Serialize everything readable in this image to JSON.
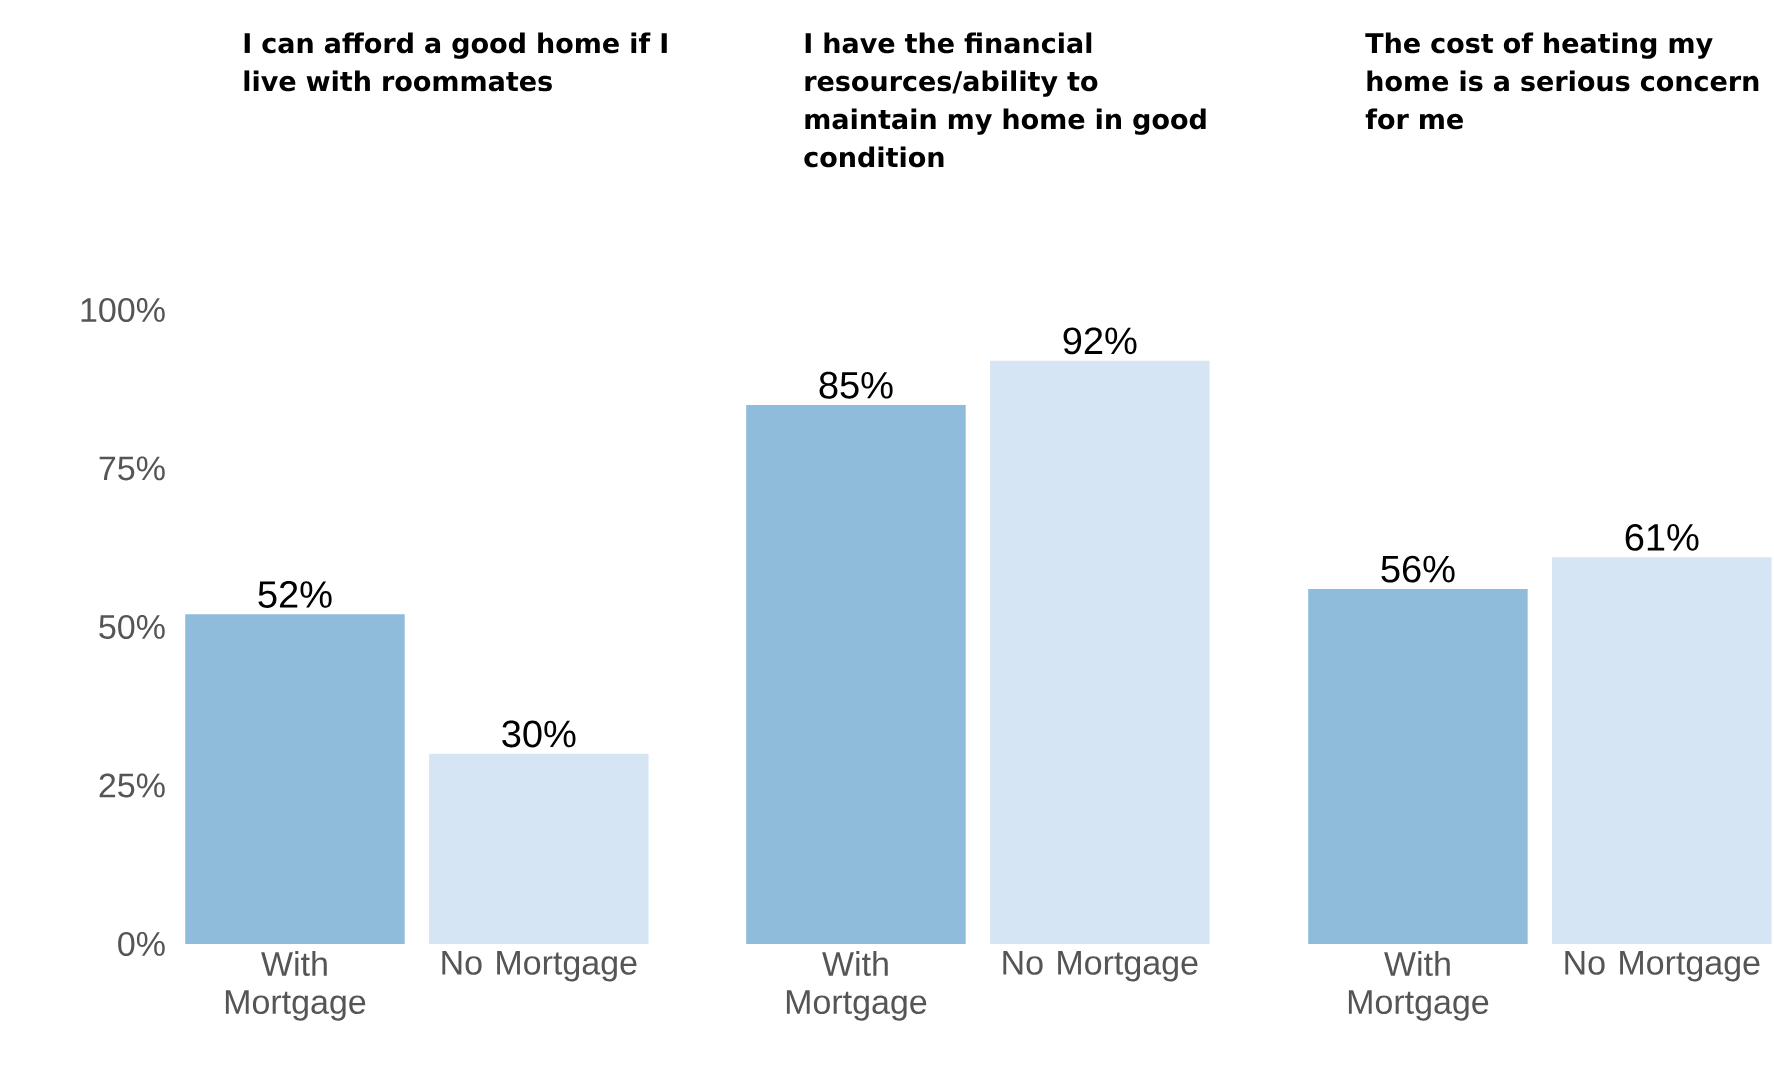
{
  "chart_data": [
    {
      "type": "bar",
      "title": "I can afford a good home if I live with roommates",
      "categories": [
        "With Mortgage",
        "No Mortgage"
      ],
      "values": [
        52,
        30
      ],
      "colors": [
        "#8fbcdb",
        "#d6e5f4"
      ],
      "value_labels": [
        "52%",
        "30%"
      ],
      "ylim": [
        0,
        100
      ],
      "yticks": [
        {
          "value": 0,
          "label": "0%"
        },
        {
          "value": 25,
          "label": "25%"
        },
        {
          "value": 50,
          "label": "50%"
        },
        {
          "value": 75,
          "label": "75%"
        },
        {
          "value": 100,
          "label": "100%"
        }
      ]
    },
    {
      "type": "bar",
      "title": "I have the financial resources/ability to maintain my home in good condition",
      "categories": [
        "With Mortgage",
        "No Mortgage"
      ],
      "values": [
        85,
        92
      ],
      "colors": [
        "#8fbcdb",
        "#d6e5f4"
      ],
      "value_labels": [
        "85%",
        "92%"
      ],
      "ylim": [
        0,
        100
      ],
      "tick_labels": "x"
    },
    {
      "type": "bar",
      "title": "The cost of heating my home is a serious concern for me",
      "categories": [
        "With Mortgage",
        "No Mortgage"
      ],
      "values": [
        56,
        61
      ],
      "colors": [
        "#8fbcdb",
        "#d6e5f4"
      ],
      "value_labels": [
        "56%",
        "61%"
      ],
      "ylim": [
        0,
        100
      ],
      "tick_labels": "x"
    }
  ]
}
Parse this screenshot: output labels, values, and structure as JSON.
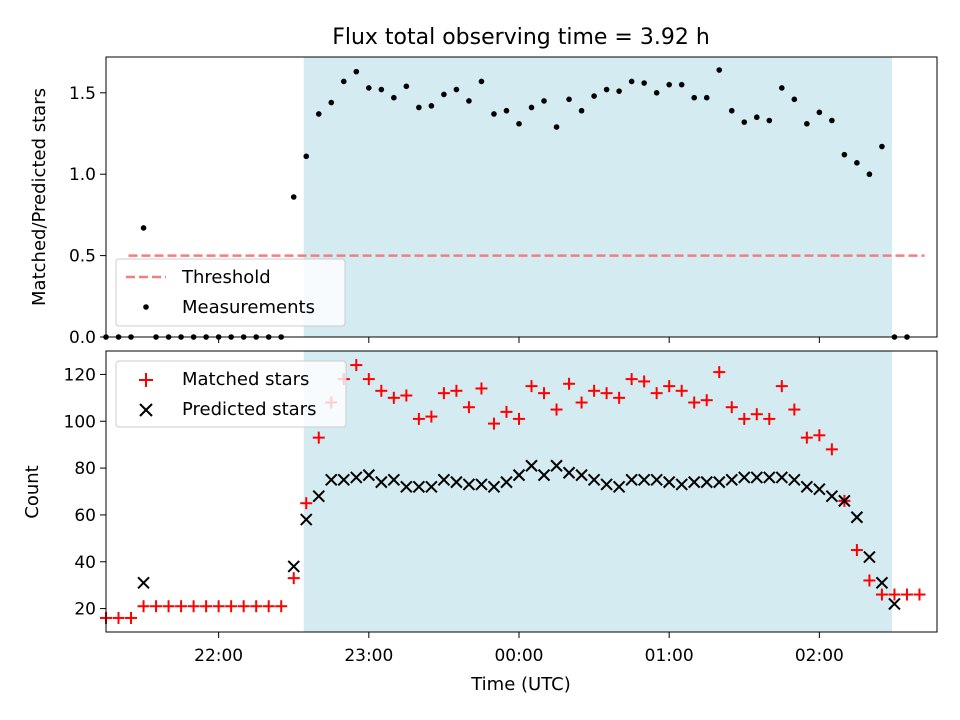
{
  "title": "Flux total observing time = 3.92 h",
  "colors": {
    "shade": "#add8e6",
    "threshold": "#f08080",
    "matched": "#ff0000",
    "predicted": "#000000",
    "measurement": "#000000"
  },
  "chart_data": [
    {
      "type": "scatter",
      "panel": "top",
      "ylabel": "Matched/Predicted stars",
      "xlabel": "",
      "xlim": [
        "21:15",
        "02:47"
      ],
      "ylim": [
        0,
        1.72
      ],
      "yticks": [
        0.0,
        0.5,
        1.0,
        1.5
      ],
      "ytick_labels": [
        "0.0",
        "0.5",
        "1.0",
        "1.5"
      ],
      "shaded_region": {
        "start": "22:34",
        "end": "02:29"
      },
      "threshold": {
        "name": "Threshold",
        "value": 0.5,
        "x_start": "21:24",
        "x_end": "02:42"
      },
      "legend": {
        "location": "lower-left",
        "entries": [
          "Threshold",
          "Measurements"
        ]
      },
      "series": [
        {
          "name": "Measurements",
          "marker": "dot",
          "x": [
            "21:15",
            "21:20",
            "21:25",
            "21:30",
            "21:35",
            "21:40",
            "21:45",
            "21:50",
            "21:55",
            "22:00",
            "22:05",
            "22:10",
            "22:15",
            "22:20",
            "22:25",
            "22:30",
            "22:35",
            "22:40",
            "22:45",
            "22:50",
            "22:55",
            "23:00",
            "23:05",
            "23:10",
            "23:15",
            "23:20",
            "23:25",
            "23:30",
            "23:35",
            "23:40",
            "23:45",
            "23:50",
            "23:55",
            "00:00",
            "00:05",
            "00:10",
            "00:15",
            "00:20",
            "00:25",
            "00:30",
            "00:35",
            "00:40",
            "00:45",
            "00:50",
            "00:55",
            "01:00",
            "01:05",
            "01:10",
            "01:15",
            "01:20",
            "01:25",
            "01:30",
            "01:35",
            "01:40",
            "01:45",
            "01:50",
            "01:55",
            "02:00",
            "02:05",
            "02:10",
            "02:15",
            "02:20",
            "02:25",
            "02:30",
            "02:35"
          ],
          "y": [
            0,
            0,
            0,
            0.67,
            0,
            0,
            0,
            0,
            0,
            0,
            0,
            0,
            0,
            0,
            0,
            0.86,
            1.11,
            1.37,
            1.44,
            1.57,
            1.63,
            1.53,
            1.52,
            1.47,
            1.54,
            1.41,
            1.42,
            1.49,
            1.52,
            1.45,
            1.57,
            1.37,
            1.39,
            1.31,
            1.41,
            1.45,
            1.29,
            1.46,
            1.39,
            1.48,
            1.52,
            1.51,
            1.57,
            1.56,
            1.5,
            1.55,
            1.55,
            1.47,
            1.47,
            1.64,
            1.39,
            1.32,
            1.35,
            1.33,
            1.53,
            1.46,
            1.31,
            1.38,
            1.33,
            1.12,
            1.07,
            1.0,
            1.17,
            0,
            0
          ]
        }
      ]
    },
    {
      "type": "scatter",
      "panel": "bottom",
      "ylabel": "Count",
      "xlabel": "Time (UTC)",
      "xlim": [
        "21:15",
        "02:47"
      ],
      "ylim": [
        10,
        130
      ],
      "yticks": [
        20,
        40,
        60,
        80,
        100,
        120
      ],
      "xticks": [
        "22:00",
        "23:00",
        "00:00",
        "01:00",
        "02:00"
      ],
      "shaded_region": {
        "start": "22:34",
        "end": "02:29"
      },
      "legend": {
        "location": "upper-left",
        "entries": [
          "Matched stars",
          "Predicted stars"
        ]
      },
      "series": [
        {
          "name": "Matched stars",
          "marker": "plus",
          "x": [
            "21:15",
            "21:20",
            "21:25",
            "21:30",
            "21:35",
            "21:40",
            "21:45",
            "21:50",
            "21:55",
            "22:00",
            "22:05",
            "22:10",
            "22:15",
            "22:20",
            "22:25",
            "22:30",
            "22:35",
            "22:40",
            "22:45",
            "22:50",
            "22:55",
            "23:00",
            "23:05",
            "23:10",
            "23:15",
            "23:20",
            "23:25",
            "23:30",
            "23:35",
            "23:40",
            "23:45",
            "23:50",
            "23:55",
            "00:00",
            "00:05",
            "00:10",
            "00:15",
            "00:20",
            "00:25",
            "00:30",
            "00:35",
            "00:40",
            "00:45",
            "00:50",
            "00:55",
            "01:00",
            "01:05",
            "01:10",
            "01:15",
            "01:20",
            "01:25",
            "01:30",
            "01:35",
            "01:40",
            "01:45",
            "01:50",
            "01:55",
            "02:00",
            "02:05",
            "02:10",
            "02:15",
            "02:20",
            "02:25",
            "02:30",
            "02:35",
            "02:40"
          ],
          "y": [
            16,
            16,
            16,
            21,
            21,
            21,
            21,
            21,
            21,
            21,
            21,
            21,
            21,
            21,
            21,
            33,
            65,
            93,
            108,
            118,
            124,
            118,
            113,
            110,
            111,
            101,
            102,
            112,
            113,
            106,
            114,
            99,
            104,
            101,
            115,
            112,
            105,
            116,
            108,
            113,
            112,
            110,
            118,
            117,
            112,
            115,
            113,
            108,
            109,
            121,
            106,
            101,
            103,
            101,
            115,
            105,
            93,
            94,
            88,
            66,
            45,
            32,
            26,
            26,
            26,
            26
          ]
        },
        {
          "name": "Predicted stars",
          "marker": "x",
          "x": [
            "21:30",
            "22:30",
            "22:35",
            "22:40",
            "22:45",
            "22:50",
            "22:55",
            "23:00",
            "23:05",
            "23:10",
            "23:15",
            "23:20",
            "23:25",
            "23:30",
            "23:35",
            "23:40",
            "23:45",
            "23:50",
            "23:55",
            "00:00",
            "00:05",
            "00:10",
            "00:15",
            "00:20",
            "00:25",
            "00:30",
            "00:35",
            "00:40",
            "00:45",
            "00:50",
            "00:55",
            "01:00",
            "01:05",
            "01:10",
            "01:15",
            "01:20",
            "01:25",
            "01:30",
            "01:35",
            "01:40",
            "01:45",
            "01:50",
            "01:55",
            "02:00",
            "02:05",
            "02:10",
            "02:15",
            "02:20",
            "02:25",
            "02:30"
          ],
          "y": [
            31,
            38,
            58,
            68,
            75,
            75,
            76,
            77,
            74,
            75,
            72,
            72,
            72,
            75,
            74,
            73,
            73,
            72,
            74,
            77,
            81,
            77,
            81,
            78,
            77,
            75,
            73,
            72,
            75,
            75,
            75,
            74,
            73,
            74,
            74,
            74,
            75,
            76,
            76,
            76,
            76,
            75,
            72,
            71,
            68,
            66,
            59,
            42,
            31,
            22
          ]
        }
      ]
    }
  ]
}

************

• YOUR INSTRUCTIONS
Provide the number of lines in the data above that contain the string "left", and nothing else.

• SOLVED EXERCISE
2